### [YOUR INSTRUCTIONS]
In the entries below, identify every line with the string "desarrolla" and copy it.

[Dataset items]

* BEGIN *

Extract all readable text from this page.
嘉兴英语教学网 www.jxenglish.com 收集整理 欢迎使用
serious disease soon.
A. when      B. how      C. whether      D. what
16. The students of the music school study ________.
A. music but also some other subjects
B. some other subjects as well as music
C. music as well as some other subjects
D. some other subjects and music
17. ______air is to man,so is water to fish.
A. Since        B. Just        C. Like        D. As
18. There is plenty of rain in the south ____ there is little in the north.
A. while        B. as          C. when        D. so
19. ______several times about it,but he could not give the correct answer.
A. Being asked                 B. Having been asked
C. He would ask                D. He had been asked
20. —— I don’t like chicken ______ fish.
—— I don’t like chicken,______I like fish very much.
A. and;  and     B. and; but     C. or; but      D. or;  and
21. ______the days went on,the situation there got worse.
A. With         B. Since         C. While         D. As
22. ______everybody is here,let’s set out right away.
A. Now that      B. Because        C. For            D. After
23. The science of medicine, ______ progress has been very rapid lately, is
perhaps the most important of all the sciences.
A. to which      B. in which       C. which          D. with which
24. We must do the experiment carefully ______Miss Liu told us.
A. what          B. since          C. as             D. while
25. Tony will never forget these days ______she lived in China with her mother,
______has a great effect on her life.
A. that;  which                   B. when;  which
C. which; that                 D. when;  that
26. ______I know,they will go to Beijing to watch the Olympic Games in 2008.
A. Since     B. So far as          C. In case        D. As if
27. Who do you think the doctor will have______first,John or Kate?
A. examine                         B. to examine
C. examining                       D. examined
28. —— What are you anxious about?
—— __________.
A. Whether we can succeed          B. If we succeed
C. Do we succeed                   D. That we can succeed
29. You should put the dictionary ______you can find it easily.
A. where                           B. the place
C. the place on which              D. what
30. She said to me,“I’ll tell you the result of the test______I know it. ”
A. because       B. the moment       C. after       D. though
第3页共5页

* END *
* BEGIN *

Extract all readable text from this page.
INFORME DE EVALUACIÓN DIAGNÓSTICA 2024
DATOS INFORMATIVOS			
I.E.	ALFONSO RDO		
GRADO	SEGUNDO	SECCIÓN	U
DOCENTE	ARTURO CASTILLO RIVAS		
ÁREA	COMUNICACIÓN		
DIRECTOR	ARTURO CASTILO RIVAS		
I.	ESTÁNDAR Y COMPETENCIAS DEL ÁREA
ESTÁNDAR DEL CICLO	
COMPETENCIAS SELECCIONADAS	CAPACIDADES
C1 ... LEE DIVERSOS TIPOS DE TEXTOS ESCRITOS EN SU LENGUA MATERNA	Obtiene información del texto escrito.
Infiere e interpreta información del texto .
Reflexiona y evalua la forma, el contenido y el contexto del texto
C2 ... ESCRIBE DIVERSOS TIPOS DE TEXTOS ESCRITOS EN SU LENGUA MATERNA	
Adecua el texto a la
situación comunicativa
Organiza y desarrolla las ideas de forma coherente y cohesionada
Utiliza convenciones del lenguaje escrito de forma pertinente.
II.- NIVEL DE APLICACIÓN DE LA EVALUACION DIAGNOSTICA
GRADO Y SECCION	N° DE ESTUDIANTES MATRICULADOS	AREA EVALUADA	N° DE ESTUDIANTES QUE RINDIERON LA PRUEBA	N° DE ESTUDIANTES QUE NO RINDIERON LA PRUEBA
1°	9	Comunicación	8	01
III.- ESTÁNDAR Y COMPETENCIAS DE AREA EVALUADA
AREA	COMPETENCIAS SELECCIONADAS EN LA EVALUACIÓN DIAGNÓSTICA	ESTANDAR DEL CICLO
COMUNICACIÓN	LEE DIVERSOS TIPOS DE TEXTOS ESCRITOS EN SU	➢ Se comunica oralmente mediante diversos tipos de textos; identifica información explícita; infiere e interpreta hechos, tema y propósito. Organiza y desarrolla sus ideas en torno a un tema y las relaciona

* END *
* BEGIN *

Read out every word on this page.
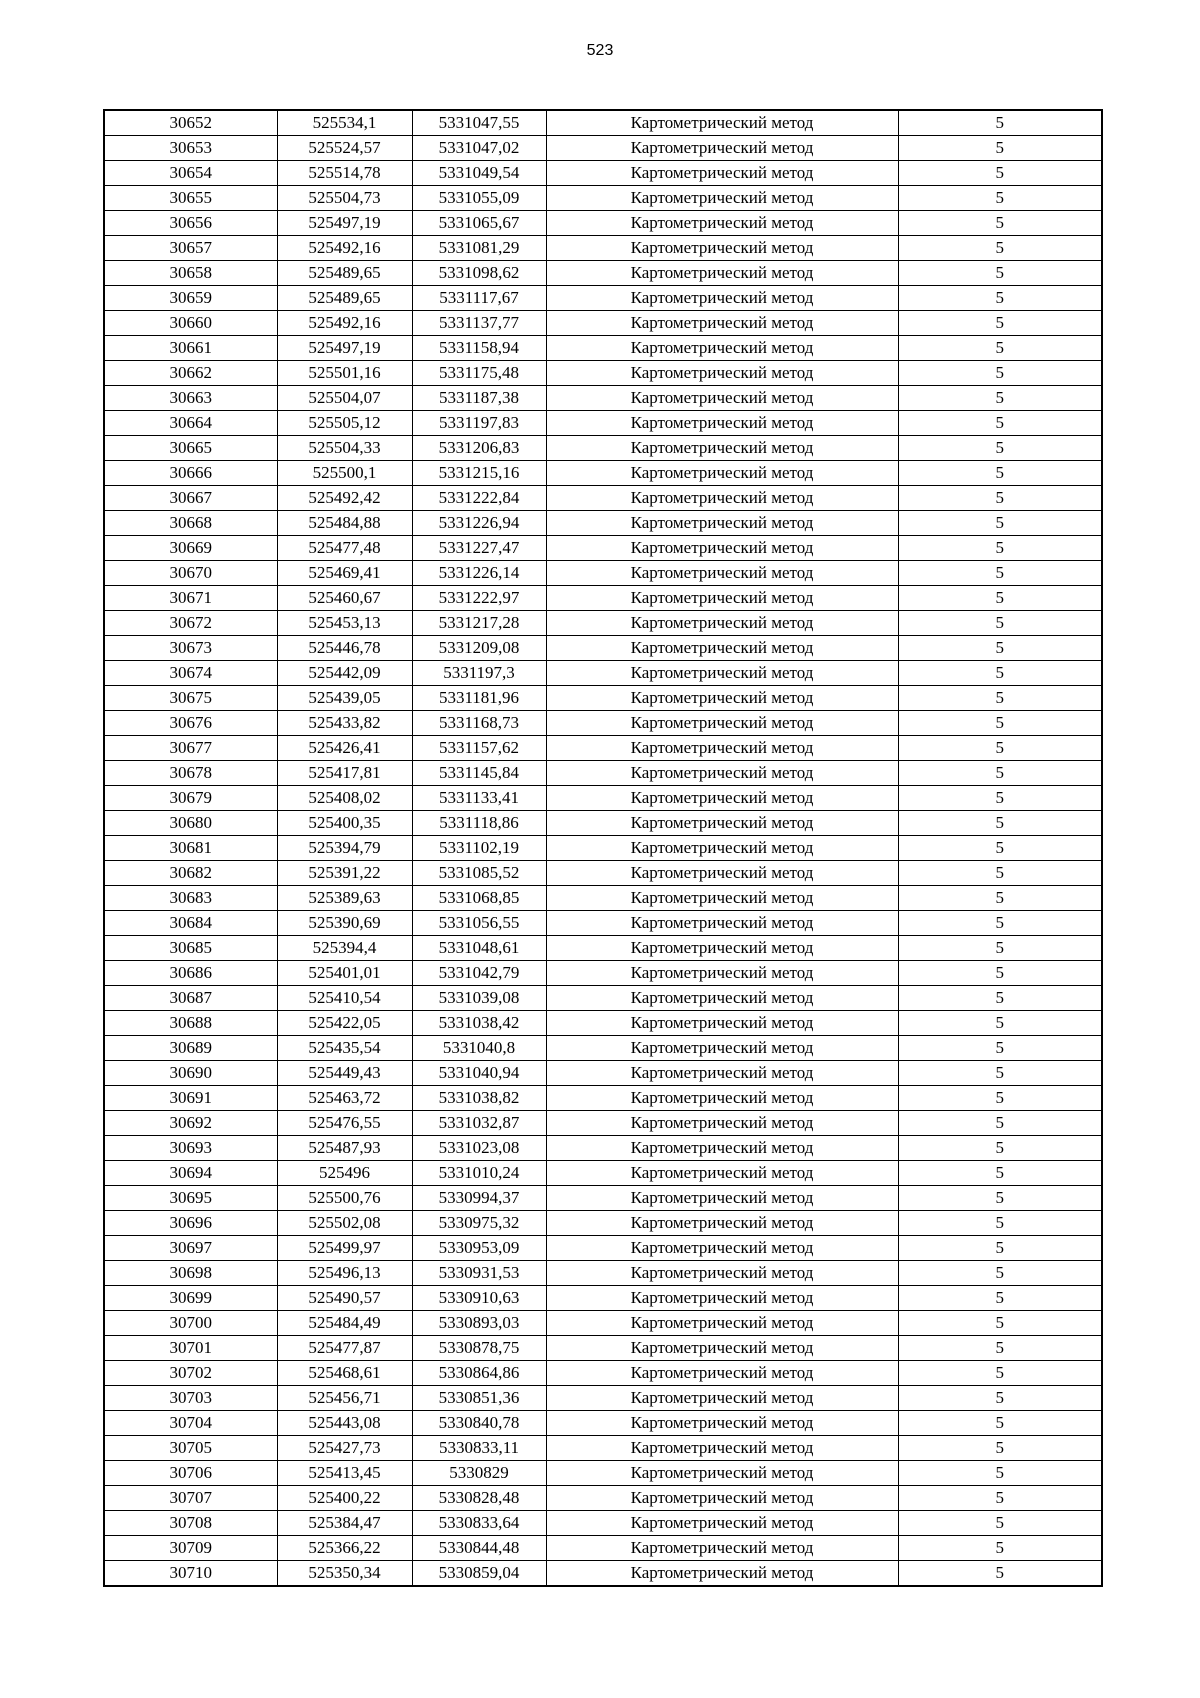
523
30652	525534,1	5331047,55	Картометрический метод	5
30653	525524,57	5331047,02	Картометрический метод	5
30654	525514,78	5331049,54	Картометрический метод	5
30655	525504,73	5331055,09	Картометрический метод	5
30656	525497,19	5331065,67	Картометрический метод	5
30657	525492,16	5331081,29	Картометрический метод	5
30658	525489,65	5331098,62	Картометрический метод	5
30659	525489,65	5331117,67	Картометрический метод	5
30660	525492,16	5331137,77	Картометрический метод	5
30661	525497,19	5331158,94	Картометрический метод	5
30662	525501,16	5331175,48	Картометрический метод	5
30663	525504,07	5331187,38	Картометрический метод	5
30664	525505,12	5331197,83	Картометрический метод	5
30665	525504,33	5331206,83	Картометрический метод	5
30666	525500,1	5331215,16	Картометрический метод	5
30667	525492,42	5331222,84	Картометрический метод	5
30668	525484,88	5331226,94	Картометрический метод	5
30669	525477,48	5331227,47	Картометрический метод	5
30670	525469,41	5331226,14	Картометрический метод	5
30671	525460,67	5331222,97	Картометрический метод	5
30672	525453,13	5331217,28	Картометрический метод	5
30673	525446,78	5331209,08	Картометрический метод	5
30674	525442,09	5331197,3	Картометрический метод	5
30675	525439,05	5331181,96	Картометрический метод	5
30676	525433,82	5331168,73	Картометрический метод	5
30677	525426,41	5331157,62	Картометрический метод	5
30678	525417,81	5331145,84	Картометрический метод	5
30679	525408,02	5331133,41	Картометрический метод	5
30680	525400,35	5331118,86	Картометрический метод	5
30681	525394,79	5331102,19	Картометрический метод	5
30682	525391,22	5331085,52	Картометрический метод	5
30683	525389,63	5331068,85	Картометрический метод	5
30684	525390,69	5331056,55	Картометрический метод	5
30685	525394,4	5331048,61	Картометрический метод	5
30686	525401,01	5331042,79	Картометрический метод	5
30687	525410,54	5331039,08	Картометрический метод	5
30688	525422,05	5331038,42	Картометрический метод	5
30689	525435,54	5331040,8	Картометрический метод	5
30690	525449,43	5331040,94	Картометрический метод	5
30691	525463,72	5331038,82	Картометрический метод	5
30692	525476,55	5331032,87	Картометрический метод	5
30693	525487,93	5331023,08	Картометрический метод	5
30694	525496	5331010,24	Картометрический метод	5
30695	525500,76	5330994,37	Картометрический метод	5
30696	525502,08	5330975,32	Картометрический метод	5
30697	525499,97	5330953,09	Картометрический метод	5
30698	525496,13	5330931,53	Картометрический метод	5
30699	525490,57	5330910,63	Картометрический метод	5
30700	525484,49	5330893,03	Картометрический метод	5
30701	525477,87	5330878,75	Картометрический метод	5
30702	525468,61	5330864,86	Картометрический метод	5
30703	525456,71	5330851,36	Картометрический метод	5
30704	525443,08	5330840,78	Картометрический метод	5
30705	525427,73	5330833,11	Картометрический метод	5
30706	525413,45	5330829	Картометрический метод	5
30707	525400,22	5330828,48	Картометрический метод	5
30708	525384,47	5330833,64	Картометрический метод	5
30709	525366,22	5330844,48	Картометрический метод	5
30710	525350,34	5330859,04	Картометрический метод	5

* END *

### [EXERCISE OUTPUT]
Organiza y desarrolla las ideas de forma coherente y cohesionada
COMUNICACIÓN	LEE DIVERSOS TIPOS DE TEXTOS ESCRITOS EN SU	➢ Se comunica oralmente mediante diversos tipos de textos; identifica información explícita; infiere e interpreta hechos, tema y propósito. Organiza y desarrolla sus ideas en torno a un tema y las relaciona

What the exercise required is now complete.